» 本文:
◆ ◆ ◆

カーター元米大統領も乗船 クルーズ船「銀河」年内で運航終了 広島市の瀬戸内海汽船が発表

年内で運航を終えるクルーズ船の銀河

 瀬戸内海汽船(広島市南区)は10日、クルーズ船の銀河(602トン)の運航を年内で終えると発表した。1984年4月に就航し、40年間で延べ約100万人が利用してきたが、老朽化が進み、修理用の部品の調達が難しくなった。燃料価格の高騰や新型コロナウイルス禍に伴う乗客の減少も響いた。

 銀河は全長58メートルで、最大定員は400人。本州と四国を結ぶ橋の建設計画が進む中、本四航路以外の収益源や、瀬戸内海の観光資源を開拓する目的で造った。ランチクルーズとディナークルーズが中心で、観光客や市民に親しまれた。花火大会などに合わせた企画クルーズや、結婚式や企業の忘年会など貸切の利用もあった。

◆ ◆ ◆

» 課題:
クルーズ船「銀河」の運航終了を伝える記事の続きを、最後の文の後から引き取って書き進めてください。

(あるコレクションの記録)
◆ ◆ ◆

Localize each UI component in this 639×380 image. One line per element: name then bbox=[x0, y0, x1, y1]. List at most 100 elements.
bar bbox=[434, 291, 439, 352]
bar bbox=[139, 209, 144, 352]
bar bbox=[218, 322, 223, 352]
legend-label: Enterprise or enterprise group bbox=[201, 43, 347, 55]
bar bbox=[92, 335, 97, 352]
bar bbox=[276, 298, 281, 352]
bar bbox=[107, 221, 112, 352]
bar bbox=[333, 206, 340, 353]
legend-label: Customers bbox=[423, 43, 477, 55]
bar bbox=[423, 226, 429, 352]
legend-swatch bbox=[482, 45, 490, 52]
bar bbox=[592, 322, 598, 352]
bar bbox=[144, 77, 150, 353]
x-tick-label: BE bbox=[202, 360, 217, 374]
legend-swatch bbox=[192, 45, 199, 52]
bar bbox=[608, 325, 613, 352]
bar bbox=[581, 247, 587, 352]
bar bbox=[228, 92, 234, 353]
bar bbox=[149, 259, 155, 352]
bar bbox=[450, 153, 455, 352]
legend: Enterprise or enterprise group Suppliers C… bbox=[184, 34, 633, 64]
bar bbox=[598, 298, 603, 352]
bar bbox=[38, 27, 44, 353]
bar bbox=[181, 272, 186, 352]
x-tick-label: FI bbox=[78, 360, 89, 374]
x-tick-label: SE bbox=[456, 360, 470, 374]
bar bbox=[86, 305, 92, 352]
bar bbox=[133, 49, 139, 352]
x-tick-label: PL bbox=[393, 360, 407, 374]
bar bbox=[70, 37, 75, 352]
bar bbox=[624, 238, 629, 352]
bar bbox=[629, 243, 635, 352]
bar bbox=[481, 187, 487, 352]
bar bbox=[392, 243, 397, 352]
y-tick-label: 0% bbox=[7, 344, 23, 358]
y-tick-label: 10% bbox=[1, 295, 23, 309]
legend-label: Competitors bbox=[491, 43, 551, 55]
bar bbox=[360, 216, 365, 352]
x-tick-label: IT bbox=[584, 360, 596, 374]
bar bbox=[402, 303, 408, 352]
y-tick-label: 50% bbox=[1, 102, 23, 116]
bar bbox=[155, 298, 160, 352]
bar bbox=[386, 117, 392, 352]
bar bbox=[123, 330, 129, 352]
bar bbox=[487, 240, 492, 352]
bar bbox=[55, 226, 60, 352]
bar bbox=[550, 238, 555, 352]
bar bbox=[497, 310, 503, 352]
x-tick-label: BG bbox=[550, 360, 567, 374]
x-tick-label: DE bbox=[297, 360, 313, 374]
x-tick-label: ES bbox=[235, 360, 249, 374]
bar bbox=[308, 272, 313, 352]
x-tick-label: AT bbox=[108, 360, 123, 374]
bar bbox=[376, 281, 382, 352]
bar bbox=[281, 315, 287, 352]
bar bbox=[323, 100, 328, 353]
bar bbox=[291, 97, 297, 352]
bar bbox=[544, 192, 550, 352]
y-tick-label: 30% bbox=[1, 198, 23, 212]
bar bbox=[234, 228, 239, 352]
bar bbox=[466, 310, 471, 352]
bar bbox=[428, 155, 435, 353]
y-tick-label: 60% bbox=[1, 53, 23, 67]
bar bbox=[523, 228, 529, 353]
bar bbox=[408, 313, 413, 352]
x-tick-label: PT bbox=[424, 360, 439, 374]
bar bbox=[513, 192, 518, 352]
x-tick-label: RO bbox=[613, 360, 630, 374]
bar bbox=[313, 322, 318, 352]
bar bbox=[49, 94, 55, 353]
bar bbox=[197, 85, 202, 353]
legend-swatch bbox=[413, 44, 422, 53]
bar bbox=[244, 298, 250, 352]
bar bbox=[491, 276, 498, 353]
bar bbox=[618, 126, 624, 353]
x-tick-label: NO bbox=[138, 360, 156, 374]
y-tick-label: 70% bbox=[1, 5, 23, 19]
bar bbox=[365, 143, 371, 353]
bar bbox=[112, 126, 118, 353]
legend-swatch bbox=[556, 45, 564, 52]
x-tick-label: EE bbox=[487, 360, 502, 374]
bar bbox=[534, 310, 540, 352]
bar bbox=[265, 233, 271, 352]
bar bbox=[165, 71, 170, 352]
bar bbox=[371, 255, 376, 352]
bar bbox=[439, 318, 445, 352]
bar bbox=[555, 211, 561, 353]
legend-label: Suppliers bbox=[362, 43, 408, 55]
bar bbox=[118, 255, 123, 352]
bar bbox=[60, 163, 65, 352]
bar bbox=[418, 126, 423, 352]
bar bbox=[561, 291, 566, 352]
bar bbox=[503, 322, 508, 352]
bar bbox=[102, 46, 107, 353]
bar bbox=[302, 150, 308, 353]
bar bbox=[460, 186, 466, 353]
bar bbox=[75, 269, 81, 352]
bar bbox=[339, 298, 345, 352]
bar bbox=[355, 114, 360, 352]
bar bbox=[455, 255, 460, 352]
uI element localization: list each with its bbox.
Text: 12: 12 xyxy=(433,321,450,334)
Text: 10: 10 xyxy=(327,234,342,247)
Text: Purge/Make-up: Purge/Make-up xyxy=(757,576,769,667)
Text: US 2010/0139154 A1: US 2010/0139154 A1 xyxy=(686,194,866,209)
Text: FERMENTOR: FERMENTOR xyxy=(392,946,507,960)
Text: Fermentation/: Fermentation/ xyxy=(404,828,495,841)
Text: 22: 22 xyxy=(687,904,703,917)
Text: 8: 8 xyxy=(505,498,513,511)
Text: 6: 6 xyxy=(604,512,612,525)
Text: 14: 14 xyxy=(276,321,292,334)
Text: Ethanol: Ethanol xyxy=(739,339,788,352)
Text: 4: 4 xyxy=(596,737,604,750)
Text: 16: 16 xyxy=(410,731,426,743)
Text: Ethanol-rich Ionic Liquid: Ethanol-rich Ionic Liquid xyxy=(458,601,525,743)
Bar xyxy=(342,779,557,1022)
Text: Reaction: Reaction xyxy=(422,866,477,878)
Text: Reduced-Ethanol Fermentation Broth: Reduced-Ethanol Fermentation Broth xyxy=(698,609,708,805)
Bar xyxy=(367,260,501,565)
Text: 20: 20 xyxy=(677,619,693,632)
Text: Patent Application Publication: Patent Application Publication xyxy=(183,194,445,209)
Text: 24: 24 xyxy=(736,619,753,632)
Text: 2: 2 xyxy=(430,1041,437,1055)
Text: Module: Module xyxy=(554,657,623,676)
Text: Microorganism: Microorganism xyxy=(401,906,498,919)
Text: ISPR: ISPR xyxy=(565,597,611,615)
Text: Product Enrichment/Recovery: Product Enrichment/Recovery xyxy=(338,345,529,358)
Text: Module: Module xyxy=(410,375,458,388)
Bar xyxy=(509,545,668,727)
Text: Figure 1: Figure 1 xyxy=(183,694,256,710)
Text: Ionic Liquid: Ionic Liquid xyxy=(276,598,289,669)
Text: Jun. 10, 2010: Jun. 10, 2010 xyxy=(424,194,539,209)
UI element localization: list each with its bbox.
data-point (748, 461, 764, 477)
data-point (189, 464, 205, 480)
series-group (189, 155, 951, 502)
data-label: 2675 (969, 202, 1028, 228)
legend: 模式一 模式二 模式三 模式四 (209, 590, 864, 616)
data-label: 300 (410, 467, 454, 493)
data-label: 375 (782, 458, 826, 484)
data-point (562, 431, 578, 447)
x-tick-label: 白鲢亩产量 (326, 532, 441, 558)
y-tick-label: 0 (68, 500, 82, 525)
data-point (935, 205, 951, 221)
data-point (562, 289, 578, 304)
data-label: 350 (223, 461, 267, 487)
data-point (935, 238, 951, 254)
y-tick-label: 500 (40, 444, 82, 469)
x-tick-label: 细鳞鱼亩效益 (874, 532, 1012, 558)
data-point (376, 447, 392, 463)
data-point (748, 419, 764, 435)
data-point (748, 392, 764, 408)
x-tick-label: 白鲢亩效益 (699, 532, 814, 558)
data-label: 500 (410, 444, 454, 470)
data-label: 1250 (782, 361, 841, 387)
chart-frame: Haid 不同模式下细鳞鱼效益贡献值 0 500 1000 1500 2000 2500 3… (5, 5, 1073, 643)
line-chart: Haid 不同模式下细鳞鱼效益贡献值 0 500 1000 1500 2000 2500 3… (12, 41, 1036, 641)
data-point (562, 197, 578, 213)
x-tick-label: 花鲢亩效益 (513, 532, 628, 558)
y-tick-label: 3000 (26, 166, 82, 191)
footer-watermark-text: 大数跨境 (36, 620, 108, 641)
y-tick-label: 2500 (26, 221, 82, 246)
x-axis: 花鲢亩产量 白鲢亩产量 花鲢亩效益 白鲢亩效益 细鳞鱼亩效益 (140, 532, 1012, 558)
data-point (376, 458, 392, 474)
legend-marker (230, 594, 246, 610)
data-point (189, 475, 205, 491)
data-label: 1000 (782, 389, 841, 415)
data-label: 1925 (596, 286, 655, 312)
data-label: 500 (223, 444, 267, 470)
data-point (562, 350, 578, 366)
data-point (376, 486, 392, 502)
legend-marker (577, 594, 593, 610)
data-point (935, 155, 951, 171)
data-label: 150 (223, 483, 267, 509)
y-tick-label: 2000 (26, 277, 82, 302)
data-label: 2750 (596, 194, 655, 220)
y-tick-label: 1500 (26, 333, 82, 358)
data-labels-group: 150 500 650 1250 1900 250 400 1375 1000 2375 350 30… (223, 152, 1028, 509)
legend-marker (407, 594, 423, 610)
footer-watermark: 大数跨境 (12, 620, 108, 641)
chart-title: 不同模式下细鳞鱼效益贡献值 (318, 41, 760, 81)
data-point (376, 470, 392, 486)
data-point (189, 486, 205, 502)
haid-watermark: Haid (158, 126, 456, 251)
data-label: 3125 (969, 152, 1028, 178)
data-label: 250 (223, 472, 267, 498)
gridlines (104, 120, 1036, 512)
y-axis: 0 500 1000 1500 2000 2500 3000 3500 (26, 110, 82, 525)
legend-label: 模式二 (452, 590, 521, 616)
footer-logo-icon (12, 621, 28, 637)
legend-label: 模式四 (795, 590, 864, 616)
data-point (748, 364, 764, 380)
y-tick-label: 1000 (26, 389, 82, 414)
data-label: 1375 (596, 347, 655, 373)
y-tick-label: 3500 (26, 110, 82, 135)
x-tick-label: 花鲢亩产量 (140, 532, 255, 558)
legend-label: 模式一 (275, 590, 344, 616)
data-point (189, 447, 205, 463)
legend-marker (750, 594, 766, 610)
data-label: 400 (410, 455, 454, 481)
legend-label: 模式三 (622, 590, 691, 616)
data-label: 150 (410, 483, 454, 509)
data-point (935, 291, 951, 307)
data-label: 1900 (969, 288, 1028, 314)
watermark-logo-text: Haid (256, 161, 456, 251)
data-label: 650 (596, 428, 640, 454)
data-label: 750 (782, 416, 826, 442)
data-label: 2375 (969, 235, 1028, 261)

◆ ◆ ◆

» 解答:
 歴史的な会合の舞台にもなった。84年5月に来日し、広島県を訪れたジミー・カーター元米大統領を招いた夕食会や、2016年の先進7カ国首脳会議(G7伊勢志摩サミット)を前に同年4月に広島市であった広島外相会合でも使われた。

 銀河の船員や調理員など約20人の乗務員は、可能な限りグループ内で配置転換する。今後は観光高速船「シースピカ」やクルーズフェリー「シーパセオ」などを使う船旅を提案する。ただ、本格的な食事を提供できるのは銀河だけで、同社は「機会があれば食事を含めた船旅の楽しさの提供に再挑戦したい」としている。